■ Set task
The entries that follow should be written out exactly.

((

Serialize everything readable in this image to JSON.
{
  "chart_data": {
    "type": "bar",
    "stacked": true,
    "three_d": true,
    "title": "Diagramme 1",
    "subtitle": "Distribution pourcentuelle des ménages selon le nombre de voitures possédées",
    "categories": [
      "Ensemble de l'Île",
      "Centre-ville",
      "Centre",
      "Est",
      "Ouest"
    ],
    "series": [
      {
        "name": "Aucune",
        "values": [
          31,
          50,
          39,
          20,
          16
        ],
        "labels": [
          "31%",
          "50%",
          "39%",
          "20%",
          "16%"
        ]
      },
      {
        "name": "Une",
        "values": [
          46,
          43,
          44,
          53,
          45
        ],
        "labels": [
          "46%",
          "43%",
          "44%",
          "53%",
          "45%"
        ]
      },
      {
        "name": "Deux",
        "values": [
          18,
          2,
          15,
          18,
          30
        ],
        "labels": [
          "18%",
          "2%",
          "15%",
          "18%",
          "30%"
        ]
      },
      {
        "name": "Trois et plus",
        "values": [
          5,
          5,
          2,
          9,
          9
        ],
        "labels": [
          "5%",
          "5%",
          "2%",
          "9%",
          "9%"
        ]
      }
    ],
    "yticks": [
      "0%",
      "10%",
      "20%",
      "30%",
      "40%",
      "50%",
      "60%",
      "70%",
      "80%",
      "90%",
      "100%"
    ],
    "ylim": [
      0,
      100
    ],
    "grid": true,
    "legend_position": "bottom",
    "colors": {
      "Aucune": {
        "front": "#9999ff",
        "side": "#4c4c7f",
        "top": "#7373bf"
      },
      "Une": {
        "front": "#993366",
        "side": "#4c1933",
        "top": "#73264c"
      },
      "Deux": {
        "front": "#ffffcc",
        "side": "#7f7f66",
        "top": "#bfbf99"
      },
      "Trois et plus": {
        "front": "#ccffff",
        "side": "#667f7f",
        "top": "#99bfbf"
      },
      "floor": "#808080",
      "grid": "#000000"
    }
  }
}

))

■ Answer to this task
Serialize everything readable in this image to JSON.
{
  "chart_data": {
    "type": "bar",
    "stacked": true,
    "three_d": true,
    "title": "Diagramme 1",
    "subtitle": "Distribution pourcentuelle des ménages selon le nombre de voitures possédées",
    "categories": [
      "Ensemble de l'Île",
      "Centre-ville",
      "Centre",
      "Est",
      "Ouest"
    ],
    "series": [
      {
        "name": "Aucune",
        "values": [
          31,
          50,
          39,
          20,
          16
        ],
        "labels": [
          "31%",
          "50%",
          "39%",
          "20%",
          "16%"
        ]
      },
      {
        "name": "Une",
        "values": [
          46,
          43,
          44,
          53,
          45
        ],
        "labels": [
          "46%",
          "43%",
          "44%",
          "53%",
          "45%"
        ]
      },
      {
        "name": "Deux",
        "values": [
          18,
          2,
          15,
          18,
          30
        ],
        "labels": [
          "18%",
          "2%",
          "15%",
          "18%",
          "30%"
        ]
      },
      {
        "name": "Trois et plus",
        "values": [
          5,
          5,
          2,
          9,
          9
        ],
        "labels": [
          "5%",
          "5%",
          "2%",
          "9%",
          "9%"
        ]
      }
    ],
    "yticks": [
      "0%",
      "10%",
      "20%",
      "30%",
      "40%",
      "50%",
      "60%",
      "70%",
      "80%",
      "90%",
      "100%"
    ],
    "ylim": [
      0,
      100
    ],
    "grid": true,
    "legend_position": "bottom",
    "colors": {
      "Aucune": {
        "front": "#9999ff",
        "side": "#4c4c7f",
        "top": "#7373bf"
      },
      "Une": {
        "front": "#993366",
        "side": "#4c1933",
        "top": "#73264c"
      },
      "Deux": {
        "front": "#ffffcc",
        "side": "#7f7f66",
        "top": "#bfbf99"
      },
      "Trois et plus": {
        "front": "#ccffff",
        "side": "#667f7f",
        "top": "#99bfbf"
      },
      "floor": "#808080",
      "grid": "#000000"
    }
  }
}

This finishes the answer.